AIM OF THE EXERCISE – Collect from the data below each line with "converting".

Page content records
---

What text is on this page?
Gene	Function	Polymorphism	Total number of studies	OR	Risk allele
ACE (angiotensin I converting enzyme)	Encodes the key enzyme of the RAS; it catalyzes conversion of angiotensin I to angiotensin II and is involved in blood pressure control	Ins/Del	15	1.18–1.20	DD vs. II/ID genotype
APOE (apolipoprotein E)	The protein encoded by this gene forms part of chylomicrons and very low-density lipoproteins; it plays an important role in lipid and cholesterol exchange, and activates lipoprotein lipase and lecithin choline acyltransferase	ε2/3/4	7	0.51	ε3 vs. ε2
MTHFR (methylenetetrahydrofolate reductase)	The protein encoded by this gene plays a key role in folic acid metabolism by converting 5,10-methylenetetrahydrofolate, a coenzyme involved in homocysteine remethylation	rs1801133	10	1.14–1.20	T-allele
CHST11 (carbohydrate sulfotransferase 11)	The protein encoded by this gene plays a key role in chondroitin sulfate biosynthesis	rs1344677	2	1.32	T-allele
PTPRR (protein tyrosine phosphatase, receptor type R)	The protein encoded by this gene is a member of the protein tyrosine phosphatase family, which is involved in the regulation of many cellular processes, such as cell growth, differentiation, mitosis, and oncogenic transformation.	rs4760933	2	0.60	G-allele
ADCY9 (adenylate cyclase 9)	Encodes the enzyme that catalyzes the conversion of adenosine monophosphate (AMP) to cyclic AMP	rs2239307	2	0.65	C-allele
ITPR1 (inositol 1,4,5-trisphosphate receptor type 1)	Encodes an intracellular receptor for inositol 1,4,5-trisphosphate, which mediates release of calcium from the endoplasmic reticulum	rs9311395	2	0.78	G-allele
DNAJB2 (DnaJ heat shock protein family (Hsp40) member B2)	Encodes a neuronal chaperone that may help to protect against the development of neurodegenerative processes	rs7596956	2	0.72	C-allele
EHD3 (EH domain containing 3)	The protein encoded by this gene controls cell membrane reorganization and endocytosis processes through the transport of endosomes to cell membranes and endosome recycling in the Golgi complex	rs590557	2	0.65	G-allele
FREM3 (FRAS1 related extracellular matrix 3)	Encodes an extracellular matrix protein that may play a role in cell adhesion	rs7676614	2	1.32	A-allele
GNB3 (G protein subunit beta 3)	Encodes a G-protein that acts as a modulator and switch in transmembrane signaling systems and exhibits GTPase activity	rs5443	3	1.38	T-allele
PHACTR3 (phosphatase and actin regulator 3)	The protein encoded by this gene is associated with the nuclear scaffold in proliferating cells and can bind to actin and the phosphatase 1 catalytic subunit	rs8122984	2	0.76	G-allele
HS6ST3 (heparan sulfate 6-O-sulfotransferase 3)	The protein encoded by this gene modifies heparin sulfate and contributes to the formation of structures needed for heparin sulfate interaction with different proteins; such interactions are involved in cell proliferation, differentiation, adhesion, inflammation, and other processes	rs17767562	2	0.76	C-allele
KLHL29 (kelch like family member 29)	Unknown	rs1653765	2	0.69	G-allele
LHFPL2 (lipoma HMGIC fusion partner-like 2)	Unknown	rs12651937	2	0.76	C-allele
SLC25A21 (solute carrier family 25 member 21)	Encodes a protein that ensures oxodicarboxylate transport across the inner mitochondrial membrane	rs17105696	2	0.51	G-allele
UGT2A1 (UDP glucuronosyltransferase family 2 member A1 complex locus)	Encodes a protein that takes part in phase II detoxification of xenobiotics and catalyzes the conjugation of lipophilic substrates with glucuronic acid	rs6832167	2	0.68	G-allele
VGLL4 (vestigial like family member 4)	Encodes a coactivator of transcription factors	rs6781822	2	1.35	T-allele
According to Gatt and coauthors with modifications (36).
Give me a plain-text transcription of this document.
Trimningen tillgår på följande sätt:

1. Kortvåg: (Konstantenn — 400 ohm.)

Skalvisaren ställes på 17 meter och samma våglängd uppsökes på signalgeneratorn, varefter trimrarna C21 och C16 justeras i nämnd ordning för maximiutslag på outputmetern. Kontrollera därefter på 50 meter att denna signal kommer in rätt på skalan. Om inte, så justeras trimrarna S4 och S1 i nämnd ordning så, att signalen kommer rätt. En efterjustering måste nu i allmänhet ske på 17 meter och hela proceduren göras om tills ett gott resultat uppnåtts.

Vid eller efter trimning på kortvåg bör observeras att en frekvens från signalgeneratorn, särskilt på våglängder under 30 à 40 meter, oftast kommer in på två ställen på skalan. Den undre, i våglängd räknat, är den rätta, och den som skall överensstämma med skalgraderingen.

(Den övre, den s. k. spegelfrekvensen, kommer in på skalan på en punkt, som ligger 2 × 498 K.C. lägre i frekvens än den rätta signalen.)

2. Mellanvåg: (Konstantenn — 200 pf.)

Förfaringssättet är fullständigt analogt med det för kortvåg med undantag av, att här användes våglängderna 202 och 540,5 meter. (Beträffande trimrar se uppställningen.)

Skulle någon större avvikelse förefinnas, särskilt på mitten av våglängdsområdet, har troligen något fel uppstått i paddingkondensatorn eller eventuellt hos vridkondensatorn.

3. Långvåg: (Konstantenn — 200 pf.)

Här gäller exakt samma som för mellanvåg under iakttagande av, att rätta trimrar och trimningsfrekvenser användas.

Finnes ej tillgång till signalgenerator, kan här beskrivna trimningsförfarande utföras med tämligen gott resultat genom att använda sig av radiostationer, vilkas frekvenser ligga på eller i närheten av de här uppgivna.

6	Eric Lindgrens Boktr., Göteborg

---

EXERCISE RESPONSE –
ACE (angiotensin I converting enzyme)	Encodes the key enzyme of the RAS; it catalyzes conversion of angiotensin I to angiotensin II and is involved in blood pressure control	Ins/Del	15	1.18–1.20	DD vs. II/ID genotype
MTHFR (methylenetetrahydrofolate reductase)	The protein encoded by this gene plays a key role in folic acid metabolism by converting 5,10-methylenetetrahydrofolate, a coenzyme involved in homocysteine remethylation	rs1801133	10	1.14–1.20	T-allele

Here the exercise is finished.